[START OF Dataset entries]
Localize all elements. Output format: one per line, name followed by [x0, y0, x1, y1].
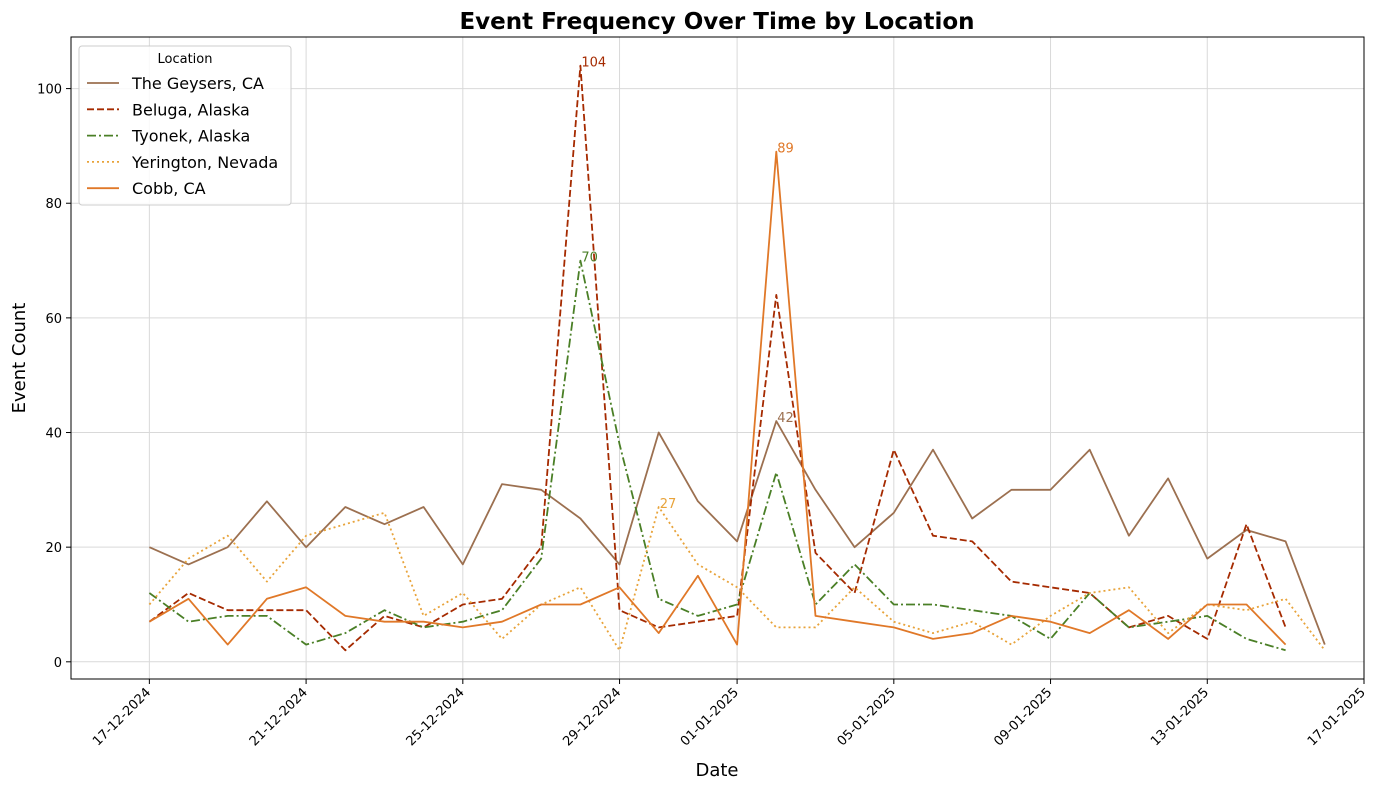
x-tick-label: 21-12-2024 [247, 685, 311, 749]
series-layer [148, 64, 1326, 652]
series-line-2 [148, 259, 1286, 652]
series-line-1 [148, 64, 1287, 652]
y-tick-label: 40 [45, 427, 62, 442]
y-tick-label: 20 [45, 541, 62, 556]
y-axis-label: Event Count [9, 303, 30, 414]
y-tick-label: 0 [54, 656, 62, 671]
series-line-4 [148, 150, 1287, 646]
peak-annotation: 27 [660, 497, 677, 512]
legend-label-2: Tyonek, Alaska [131, 127, 250, 146]
series-line-3 [148, 506, 1326, 652]
legend-items: The Geysers, CA Beluga, Alaska Tyonek, Ala… [87, 74, 278, 198]
x-tick-label: 25-12-2024 [404, 685, 468, 749]
x-tick-label: 29-12-2024 [560, 685, 624, 749]
peak-annotation: 104 [581, 56, 606, 71]
peak-annotation: 42 [777, 411, 794, 426]
x-tick-label: 01-01-2025 [678, 685, 742, 749]
x-tick-label: 17-12-2024 [90, 685, 154, 749]
legend-box [78, 45, 292, 206]
legend-label-1: Beluga, Alaska [132, 100, 250, 119]
chart-title: Event Frequency Over Time by Location [459, 9, 974, 35]
legend-label-0: The Geysers, CA [131, 74, 264, 93]
peak-annotation: 70 [581, 251, 598, 266]
legend: Location The Geysers, CA Beluga, Alaska Ty… [78, 45, 292, 206]
series-line-0 [149, 420, 1326, 645]
x-tick-label: 17-01-2025 [1305, 685, 1369, 749]
plot-frame [70, 36, 1365, 680]
peak-annotation: 89 [777, 142, 794, 157]
legend-label-4: Cobb, CA [132, 179, 206, 198]
y-tick-label: 60 [45, 312, 62, 327]
x-axis-label: Date [695, 760, 738, 781]
x-tick-label: 09-01-2025 [991, 685, 1055, 749]
legend-label-3: Yerington, Nevada [131, 153, 278, 172]
y-tick-label: 100 [37, 83, 62, 98]
y-tick-label: 80 [45, 197, 62, 212]
legend-title: Location [158, 52, 213, 67]
x-tick-label: 13-01-2025 [1148, 685, 1212, 749]
annotation-layer: 104 70 27 42 89 [581, 56, 793, 512]
x-tick-label: 05-01-2025 [835, 685, 899, 749]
[END OF Dataset entries]
- **Short exercise**
Lay out every line of the entries above as a Markdown table with the columns "No." and "Text", numbering the rows and skipping blank lines. Omit the pictures.

- **Exercise response**
| No. | Text |
|---|---|
| 1 | Localize all elements. Output format: one per line, name followed by [x0, y0, x1, y1]. |
| 2 | x-tick-label: 21-12-2024 [247, 685, 311, 749] |
| 3 | series-layer [148, 64, 1326, 652] |
| 4 | series-line-2 [148, 259, 1286, 652] |
| 5 | series-line-1 [148, 64, 1287, 652] |
| 6 | y-tick-label: 40 [45, 427, 62, 442] |
| 7 | y-tick-label: 20 [45, 541, 62, 556] |
| 8 | y-axis-label: Event Count [9, 303, 30, 414] |
| 9 | y-tick-label: 0 [54, 656, 62, 671] |
| 10 | series-line-4 [148, 150, 1287, 646] |
| 11 | peak-annotation: 27 [660, 497, 677, 512] |
| 12 | legend-label-2: Tyonek, Alaska [131, 127, 250, 146] |
| 13 | series-line-3 [148, 506, 1326, 652] |
| 14 | legend-items: The Geysers, CA Beluga, Alaska Tyonek, Ala… [87, 74, 278, 198] |
| 15 | x-tick-label: 25-12-2024 [404, 685, 468, 749] |
| 16 | x-tick-label: 29-12-2024 [560, 685, 624, 749] |
| 17 | peak-annotation: 104 [581, 56, 606, 71] |
| 18 | peak-annotation: 42 [777, 411, 794, 426] |
| 19 | x-tick-label: 01-01-2025 [678, 685, 742, 749] |
| 20 | x-tick-label: 17-12-2024 [90, 685, 154, 749] |
| 21 | legend-box [78, 45, 292, 206] |
| 22 | legend-label-1: Beluga, Alaska [132, 100, 250, 119] |
| 23 | chart-title: Event Frequency Over Time by Location [459, 9, 974, 35] |
| 24 | legend-label-0: The Geysers, CA [131, 74, 264, 93] |
| 25 | peak-annotation: 70 [581, 251, 598, 266] |
| 26 | legend: Location The Geysers, CA Beluga, Alaska Ty… [78, 45, 292, 206] |
| 27 | series-line-0 [149, 420, 1326, 645] |
| 28 | x-tick-label: 17-01-2025 [1305, 685, 1369, 749] |
| 29 | plot-frame [70, 36, 1365, 680] |
| 30 | peak-annotation: 89 [777, 142, 794, 157] |
| 31 | legend-label-4: Cobb, CA [132, 179, 206, 198] |
| 32 | y-tick-label: 60 [45, 312, 62, 327] |
| 33 | x-axis-label: Date [695, 760, 738, 781] |
| 34 | x-tick-label: 09-01-2025 [991, 685, 1055, 749] |
| 35 | legend-label-3: Yerington, Nevada [131, 153, 278, 172] |
| 36 | y-tick-label: 100 [37, 83, 62, 98] |
| 37 | y-tick-label: 80 [45, 197, 62, 212] |
| 38 | legend-title: Location [158, 52, 213, 67] |
| 39 | x-tick-label: 13-01-2025 [1148, 685, 1212, 749] |
| 40 | annotation-layer: 104 70 27 42 89 [581, 56, 793, 512] |
| 41 | x-tick-label: 05-01-2025 [835, 685, 899, 749] |